What you should do:
Scan the entries for the string "color" and give the number of lines that have it, nothing further.

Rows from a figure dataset
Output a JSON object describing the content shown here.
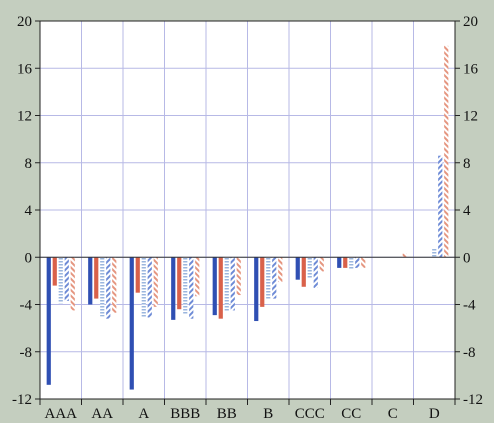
{
  "chart_data": {
    "type": "bar",
    "title": "",
    "xlabel": "",
    "ylabel": "",
    "categories": [
      "AAA",
      "AA",
      "A",
      "BBB",
      "BB",
      "B",
      "CCC",
      "CC",
      "C",
      "D"
    ],
    "ylim": [
      -12,
      20
    ],
    "yticks": [
      -12,
      -8,
      -4,
      0,
      4,
      8,
      12,
      16,
      20
    ],
    "grid": true,
    "legend": "none",
    "series": [
      {
        "color": "#2f4fb3",
        "pattern": "solid",
        "values": [
          -10.8,
          -4.0,
          -11.2,
          -5.3,
          -4.9,
          -5.4,
          -1.9,
          -0.9,
          0.0,
          0.0
        ]
      },
      {
        "color": "#d9614a",
        "pattern": "solid",
        "values": [
          -2.4,
          -3.5,
          -3.0,
          -4.4,
          -5.2,
          -4.2,
          -2.5,
          -0.9,
          0.0,
          0.0
        ]
      },
      {
        "color": "#9bb6de",
        "pattern": "horizontal-lines",
        "values": [
          -3.9,
          -5.0,
          -5.1,
          -4.8,
          -4.6,
          -3.5,
          -1.8,
          -1.0,
          0.0,
          0.8
        ]
      },
      {
        "color": "#6e8bd6",
        "pattern": "diagonal-lines",
        "values": [
          -3.7,
          -5.2,
          -5.1,
          -5.2,
          -4.5,
          -3.5,
          -2.6,
          -0.9,
          0.0,
          8.6
        ]
      },
      {
        "color": "#e59680",
        "pattern": "diagonal-lines",
        "values": [
          -4.5,
          -4.7,
          -4.2,
          -3.3,
          -3.2,
          -2.1,
          -1.2,
          -0.9,
          0.3,
          17.9
        ]
      }
    ]
  }
}
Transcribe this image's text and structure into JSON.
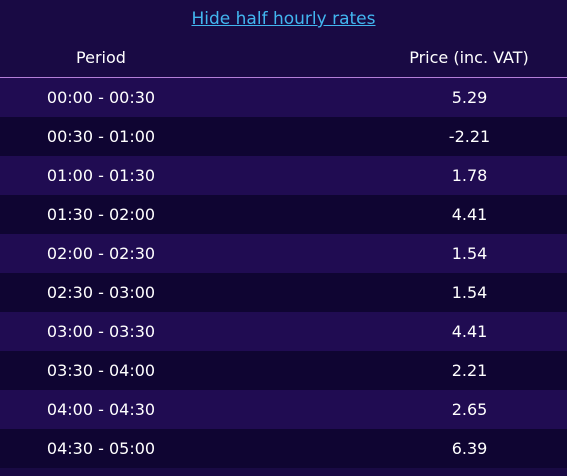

Worked solution:
5